>> begin

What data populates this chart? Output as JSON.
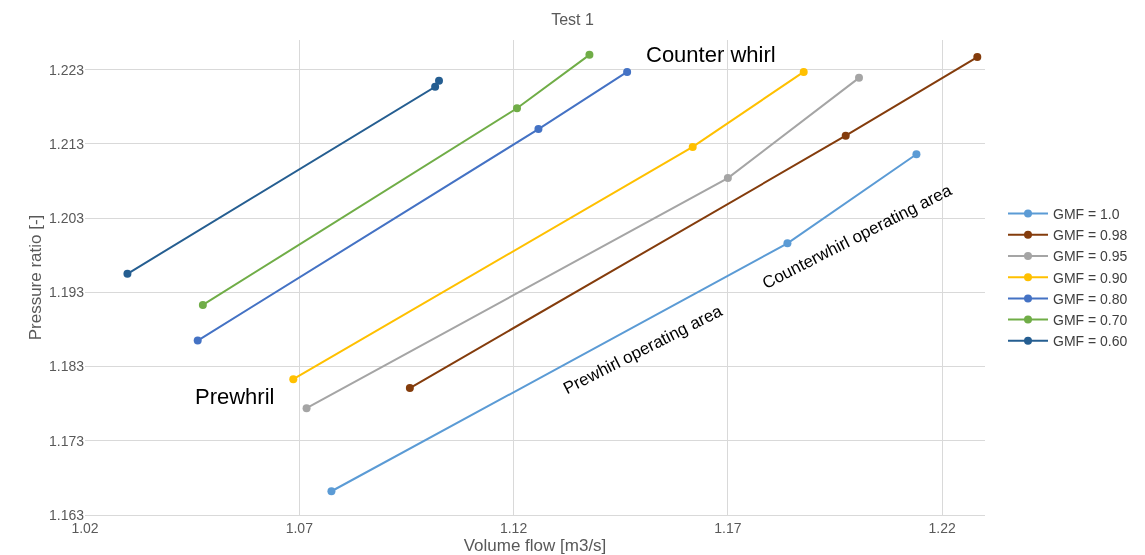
{
  "chart_data": {
    "type": "line",
    "title": "Test 1",
    "xlabel": "Volume flow [m3/s]",
    "ylabel": "Pressure ratio [-]",
    "annotations": [
      "Counter whirl",
      "Prewhril",
      "Prewhirl operating area",
      "Counterwhirl operating area"
    ],
    "xlim": [
      1.02,
      1.23
    ],
    "xticks": [
      1.02,
      1.07,
      1.12,
      1.17,
      1.22
    ],
    "ylim": [
      1.163,
      1.227
    ],
    "yticks": [
      1.163,
      1.173,
      1.183,
      1.193,
      1.203,
      1.213,
      1.223
    ],
    "grid": true,
    "legend": "right",
    "marker": "circle",
    "line_style": "solid",
    "series": [
      {
        "name": "GMF = 1.0",
        "color": "#5b9bd5",
        "x": [
          1.0775,
          1.1839,
          1.214
        ],
        "values": [
          1.1662,
          1.1996,
          1.2116
        ]
      },
      {
        "name": "GMF = 0.98",
        "color": "#843c0c",
        "x": [
          1.0958,
          1.1975,
          1.2282
        ],
        "values": [
          1.1801,
          1.2141,
          1.2247
        ]
      },
      {
        "name": "GMF = 0.95",
        "color": "#a5a5a5",
        "x": [
          1.0717,
          1.17,
          1.2006
        ],
        "values": [
          1.1774,
          1.2084,
          1.2219
        ]
      },
      {
        "name": "GMF = 0.90",
        "color": "#ffc000",
        "x": [
          1.0686,
          1.1618,
          1.1877
        ],
        "values": [
          1.1813,
          1.2126,
          1.2227
        ]
      },
      {
        "name": "GMF = 0.80",
        "color": "#4472c4",
        "x": [
          1.0463,
          1.1258,
          1.1465
        ],
        "values": [
          1.1865,
          1.215,
          1.2227
        ]
      },
      {
        "name": "GMF = 0.70",
        "color": "#70ad47",
        "x": [
          1.0475,
          1.1208,
          1.1377
        ],
        "values": [
          1.1913,
          1.2178,
          1.225
        ]
      },
      {
        "name": "GMF = 0.60",
        "color": "#255e91",
        "x": [
          1.0299,
          1.1017,
          1.1026
        ],
        "values": [
          1.1955,
          1.2207,
          1.2215
        ]
      }
    ]
  }
}
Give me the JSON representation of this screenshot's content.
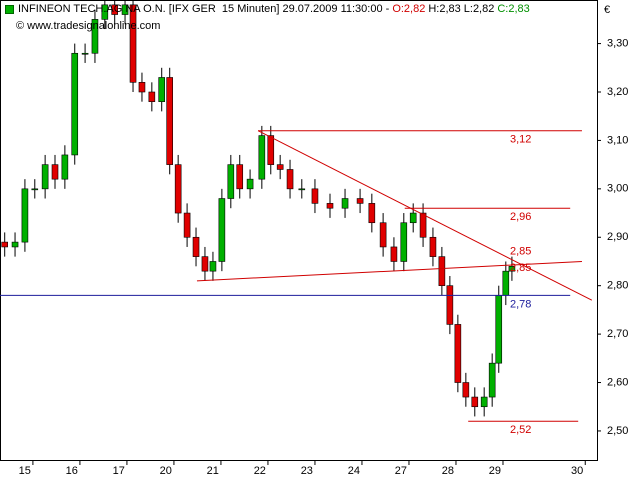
{
  "chart_data": {
    "type": "candlestick",
    "title": "INFINEON TECH.AG NA O.N. [IFX GER  15 Minuten] 29.07.2009 11:30:00 -",
    "quote": [
      {
        "label": "O:2,82",
        "color": "#d00000"
      },
      {
        "label": "H:2,83",
        "color": "#000000"
      },
      {
        "label": "L:2,82",
        "color": "#000000"
      },
      {
        "label": "C:2,83",
        "color": "#009000"
      }
    ],
    "watermark": "© www.tradesignalonline.com",
    "currency": "€",
    "up_color": "#00b000",
    "down_color": "#e00000",
    "x": [
      -0.6,
      -0.38,
      -0.17,
      0.04,
      0.26,
      0.47,
      0.68,
      0.89,
      1.11,
      1.32,
      1.53,
      1.74,
      1.96,
      2.13,
      2.32,
      2.53,
      2.74,
      2.91,
      3.09,
      3.28,
      3.47,
      3.66,
      3.83,
      4.02,
      4.21,
      4.4,
      4.62,
      4.87,
      5.06,
      5.26,
      5.47,
      5.72,
      6.0,
      6.32,
      6.64,
      6.96,
      7.21,
      7.45,
      7.68,
      7.89,
      8.09,
      8.3,
      8.51,
      8.7,
      8.87,
      9.04,
      9.21,
      9.4,
      9.6,
      9.77,
      9.91,
      10.06,
      10.19
    ],
    "open": [
      2.89,
      2.88,
      2.89,
      3.0,
      3.0,
      3.05,
      3.02,
      3.07,
      3.28,
      3.28,
      3.35,
      3.38,
      3.36,
      3.38,
      3.22,
      3.2,
      3.18,
      3.23,
      3.05,
      2.95,
      2.9,
      2.86,
      2.83,
      2.85,
      2.98,
      3.05,
      3.0,
      3.02,
      3.11,
      3.05,
      3.04,
      3.0,
      3.0,
      2.97,
      2.96,
      2.98,
      2.97,
      2.93,
      2.88,
      2.85,
      2.93,
      2.95,
      2.9,
      2.86,
      2.8,
      2.72,
      2.6,
      2.57,
      2.55,
      2.57,
      2.64,
      2.78,
      2.83
    ],
    "high": [
      2.91,
      2.91,
      3.02,
      3.02,
      3.07,
      3.07,
      3.09,
      3.3,
      3.3,
      3.37,
      3.4,
      3.4,
      3.4,
      3.4,
      3.24,
      3.22,
      3.25,
      3.25,
      3.07,
      2.97,
      2.92,
      2.88,
      2.87,
      3.0,
      3.07,
      3.07,
      3.04,
      3.13,
      3.13,
      3.07,
      3.06,
      3.02,
      3.02,
      2.99,
      3.0,
      3.0,
      2.99,
      2.95,
      2.9,
      2.95,
      2.97,
      2.97,
      2.92,
      2.88,
      2.82,
      2.74,
      2.62,
      2.59,
      2.59,
      2.66,
      2.8,
      2.85,
      2.86
    ],
    "low": [
      2.86,
      2.86,
      2.87,
      2.98,
      2.98,
      3.0,
      3.0,
      3.05,
      3.26,
      3.26,
      3.33,
      3.34,
      3.34,
      3.2,
      3.18,
      3.16,
      3.16,
      3.03,
      2.93,
      2.88,
      2.84,
      2.81,
      2.81,
      2.83,
      2.96,
      2.98,
      2.98,
      3.0,
      3.03,
      3.02,
      2.98,
      2.98,
      2.95,
      2.94,
      2.94,
      2.95,
      2.91,
      2.86,
      2.83,
      2.83,
      2.91,
      2.88,
      2.84,
      2.78,
      2.7,
      2.58,
      2.55,
      2.53,
      2.53,
      2.55,
      2.62,
      2.76,
      2.81
    ],
    "close": [
      2.88,
      2.89,
      3.0,
      3.0,
      3.05,
      3.02,
      3.07,
      3.28,
      3.28,
      3.35,
      3.38,
      3.36,
      3.38,
      3.22,
      3.2,
      3.18,
      3.23,
      3.05,
      2.95,
      2.9,
      2.86,
      2.83,
      2.85,
      2.98,
      3.05,
      3.0,
      3.02,
      3.11,
      3.05,
      3.04,
      3.0,
      3.0,
      2.97,
      2.96,
      2.98,
      2.97,
      2.93,
      2.88,
      2.85,
      2.93,
      2.95,
      2.9,
      2.86,
      2.8,
      2.72,
      2.6,
      2.57,
      2.55,
      2.57,
      2.64,
      2.78,
      2.83,
      2.84
    ],
    "xlim": [
      -0.7,
      12.0
    ],
    "xticks": [
      {
        "value": 0,
        "label": "15"
      },
      {
        "value": 1,
        "label": "16"
      },
      {
        "value": 2,
        "label": "17"
      },
      {
        "value": 3,
        "label": "20"
      },
      {
        "value": 4,
        "label": "21"
      },
      {
        "value": 5,
        "label": "22"
      },
      {
        "value": 6,
        "label": "23"
      },
      {
        "value": 7,
        "label": "24"
      },
      {
        "value": 8,
        "label": "27"
      },
      {
        "value": 9,
        "label": "28"
      },
      {
        "value": 10,
        "label": "29"
      },
      {
        "value": 11.75,
        "label": "30"
      }
    ],
    "ylim": [
      2.44,
      3.39
    ],
    "yticks": [
      {
        "value": 3.3,
        "label": "3,30"
      },
      {
        "value": 3.2,
        "label": "3,20"
      },
      {
        "value": 3.1,
        "label": "3,10"
      },
      {
        "value": 3.0,
        "label": "3,00"
      },
      {
        "value": 2.9,
        "label": "2,90"
      },
      {
        "value": 2.8,
        "label": "2,80"
      },
      {
        "value": 2.7,
        "label": "2,70"
      },
      {
        "value": 2.6,
        "label": "2,60"
      },
      {
        "value": 2.5,
        "label": "2,50"
      }
    ],
    "levels": [
      {
        "value": 3.12,
        "label": "3,12",
        "color": "#d00000",
        "x": [
          4.79,
          11.68
        ]
      },
      {
        "value": 2.96,
        "label": "2,96",
        "color": "#d00000",
        "x": [
          7.91,
          11.43
        ]
      },
      {
        "value": 2.78,
        "label": "2,78",
        "color": "#1c1c9c",
        "x": [
          -0.7,
          11.43
        ]
      },
      {
        "value": 2.52,
        "label": "2,52",
        "color": "#d00000",
        "x": [
          9.26,
          11.6
        ]
      }
    ],
    "trendlines": [
      {
        "x": [
          4.79,
          11.89
        ],
        "y": [
          3.12,
          2.77
        ],
        "label": "2,85",
        "label_value": 2.85,
        "color": "#d00000"
      },
      {
        "x": [
          3.49,
          11.68
        ],
        "y": [
          2.81,
          2.85
        ],
        "label": "2,85",
        "label_value": 2.845,
        "color": "#d00000"
      }
    ]
  }
}
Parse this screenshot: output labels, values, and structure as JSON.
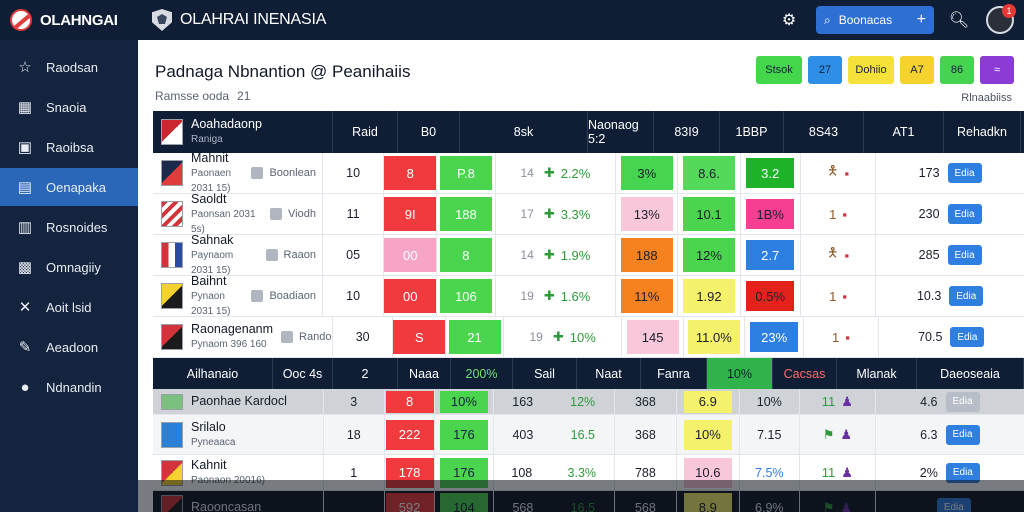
{
  "topbar": {
    "brand": "OLAHNGAI",
    "site_title": "OLAHRAI INENASIA",
    "search_label": "Boonacas",
    "plus": "+",
    "notif_count": "1"
  },
  "sidebar": {
    "items": [
      {
        "label": "Raodsan",
        "icon": "star-icon",
        "glyph": "☆"
      },
      {
        "label": "Snaoia",
        "icon": "stats-icon",
        "glyph": "▦"
      },
      {
        "label": "Raoibsa",
        "icon": "tv-icon",
        "glyph": "▣"
      },
      {
        "label": "Oenapaka",
        "icon": "schedule-icon",
        "glyph": "▤"
      },
      {
        "label": "Rosnoides",
        "icon": "calendar-icon",
        "glyph": "▥"
      },
      {
        "label": "Omnagiiy",
        "icon": "bus-icon",
        "glyph": "▩"
      },
      {
        "label": "Aoit lsid",
        "icon": "tools-icon",
        "glyph": "✕"
      },
      {
        "label": "Aeadoon",
        "icon": "pin-icon",
        "glyph": "✎"
      },
      {
        "label": "Ndnandin",
        "icon": "circle-icon",
        "glyph": "●"
      }
    ]
  },
  "main": {
    "title": "Padnaga Nbnantion @ Peanihaiis",
    "subtitle": "Ramsse ooda",
    "subtitle_num": "21",
    "right_link": "Rlnaabiiss",
    "pills": [
      {
        "label": "Stsok",
        "color": "#44d64b",
        "wide": true
      },
      {
        "label": "27",
        "color": "#2f8ee6",
        "wide": false
      },
      {
        "label": "Dohiio",
        "color": "#f5e13a",
        "wide": true
      },
      {
        "label": "A7",
        "color": "#f5d22e",
        "wide": false
      },
      {
        "label": "86",
        "color": "#46d350",
        "wide": false
      },
      {
        "label": "≈",
        "color": "#8a3bd3",
        "wide": false
      }
    ]
  },
  "table": {
    "header": [
      "Aoahadaonp",
      "Raid",
      "B0",
      "8sk",
      "Naonaog 5:2",
      "83I9",
      "1BBP",
      "8S43",
      "AT1",
      "Rehadkn"
    ],
    "header_rank": "Raniga",
    "rows": [
      {
        "team": "Mahnit",
        "sub": "Paonaen 2031 15)",
        "opp": "Boonlean",
        "val": "10",
        "b1": "8",
        "b1c": "#f03a3e",
        "b2": "P.8",
        "b2c": "#4bd54e",
        "pre": "14",
        "trend": "2.2%",
        "v6": "3%",
        "v6c": "#46d550",
        "v7": "8.6.",
        "v7c": "#54d95a",
        "v8": "3.2",
        "v8c": "#1fb32a",
        "fig": "7",
        "last": "173",
        "btn": "Edia"
      },
      {
        "team": "Saoldt",
        "sub": "Paonsan 2031 5s)",
        "opp": "Viodh",
        "val": "11",
        "b1": "9I",
        "b1c": "#f03a3e",
        "b2": "188",
        "b2c": "#4bd54e",
        "pre": "17",
        "trend": "3.3%",
        "v6": "13%",
        "v6c": "#f9c7da",
        "v7": "10.1",
        "v7c": "#4bd54e",
        "v8": "1B%",
        "v8c": "#f63f93",
        "fig": "1",
        "last": "230",
        "btn": "Edia"
      },
      {
        "team": "Sahnak",
        "sub": "Paynaom 2031 15)",
        "opp": "Raaon",
        "val": "05",
        "b1": "00",
        "b1c": "#f7a5c7",
        "b2": "8",
        "b2c": "#4bd54e",
        "pre": "14",
        "trend": "1.9%",
        "v6": "188",
        "v6c": "#f5821e",
        "v7": "12%",
        "v7c": "#4bd54e",
        "v8": "2.7",
        "v8c": "#2e7fe2",
        "fig": "7",
        "last": "285",
        "btn": "Edia"
      },
      {
        "team": "Baihnt",
        "sub": "Pynaon 2031 15)",
        "opp": "Boadiaon",
        "val": "10",
        "b1": "00",
        "b1c": "#f03a3e",
        "b2": "106",
        "b2c": "#4bd54e",
        "pre": "19",
        "trend": "1.6%",
        "v6": "11%",
        "v6c": "#f5821e",
        "v7": "1.92",
        "v7c": "#f6f16a",
        "v8": "0.5%",
        "v8c": "#e4221c",
        "fig": "1",
        "last": "10.3",
        "btn": "Edia"
      },
      {
        "team": "Raonagenanm",
        "sub": "Pynaom 396 160",
        "opp": "Rando",
        "val": "30",
        "b1": "S",
        "b1c": "#f03a3e",
        "b2": "21",
        "b2c": "#4bd54e",
        "pre": "19",
        "trend": "10%",
        "v6": "145",
        "v6c": "#f9c7da",
        "v7": "11.0%",
        "v7c": "#f6f16a",
        "v8": "23%",
        "v8c": "#2e7fe2",
        "fig": "1",
        "last": "70.5",
        "btn": "Edia"
      }
    ],
    "subhead": [
      "Ailhanaio",
      "Ooc 4s",
      "2",
      "Naaa",
      "200%",
      "Sail",
      "Naat",
      "Fanra",
      "10%",
      "Cacsas",
      "Mlanak",
      "Daeoseaia"
    ],
    "lower": [
      {
        "team": "Paonhae Kardocl",
        "sub": "",
        "val": "3",
        "b1": "8",
        "b2": "10%",
        "c5a": "163",
        "c5b": "12%",
        "v6": "368",
        "v7": "6.9",
        "v8": "10%",
        "figs": "11",
        "last": "4.6",
        "btn": "Edia"
      },
      {
        "team": "Srilalo",
        "sub": "Pyneaaca",
        "val": "18",
        "b1": "222",
        "b2": "176",
        "c5a": "403",
        "c5b": "16.5",
        "v6": "368",
        "v7": "10%",
        "v8": "7.15",
        "figs": "",
        "last": "6.3",
        "btn": "Edia"
      },
      {
        "team": "Kahnit",
        "sub": "Paonaon 20016)",
        "val": "1",
        "b1": "178",
        "b2": "176",
        "c5a": "108",
        "c5b": "3.3%",
        "v6": "788",
        "v7": "10.6",
        "v8": "7.5%",
        "figs": "11",
        "last": "2%",
        "btn": "Edia"
      },
      {
        "team": "Raooncasan",
        "sub": "",
        "val": "",
        "b1": "592",
        "b2": "104",
        "c5a": "568",
        "c5b": "16.5",
        "v6": "568",
        "v7": "8.9",
        "v8": "6.9%",
        "figs": "",
        "last": "",
        "btn": "Edia"
      }
    ]
  }
}
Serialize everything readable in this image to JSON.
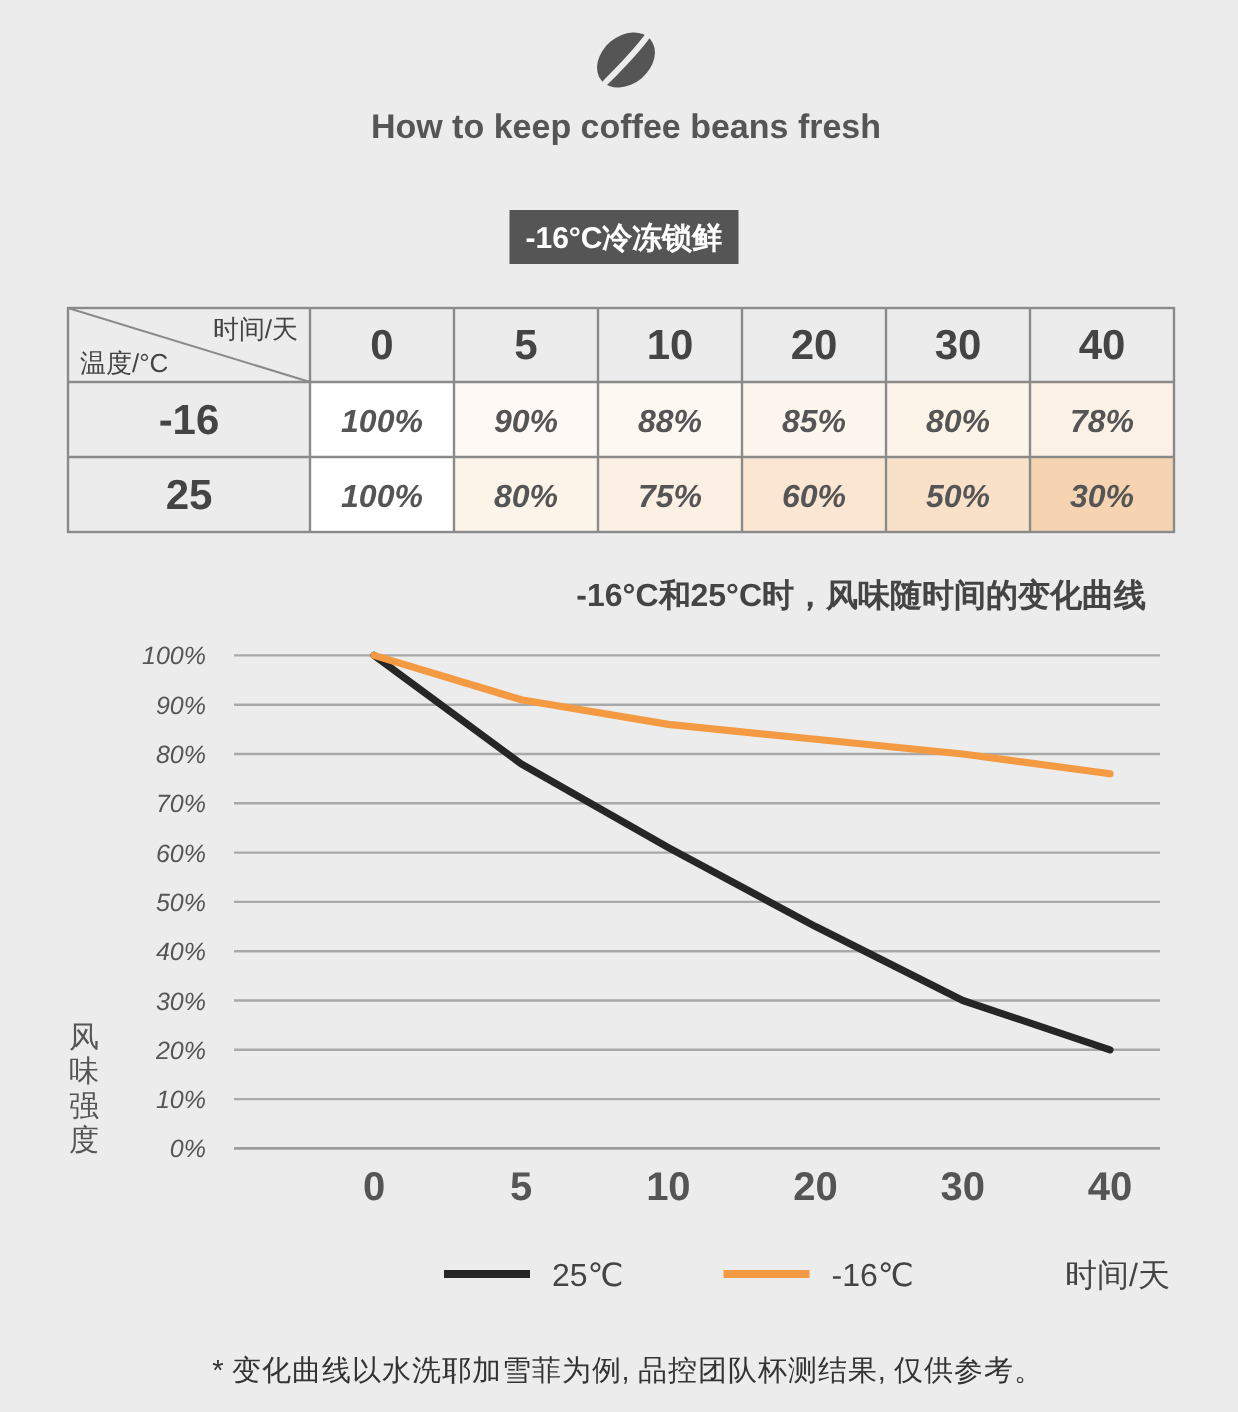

>> end

- _Problem_
Identify all lines in the records above with the word "icon".

- _Response to the exercise_
        "icon": "star-icon",
        "icon": "stats-icon",
        "icon": "tv-icon",
        "icon": "schedule-icon",
        "icon": "calendar-icon",
        "icon": "bus-icon",
        "icon": "tools-icon",
        "icon": "pin-icon",
        "icon": "circle-icon",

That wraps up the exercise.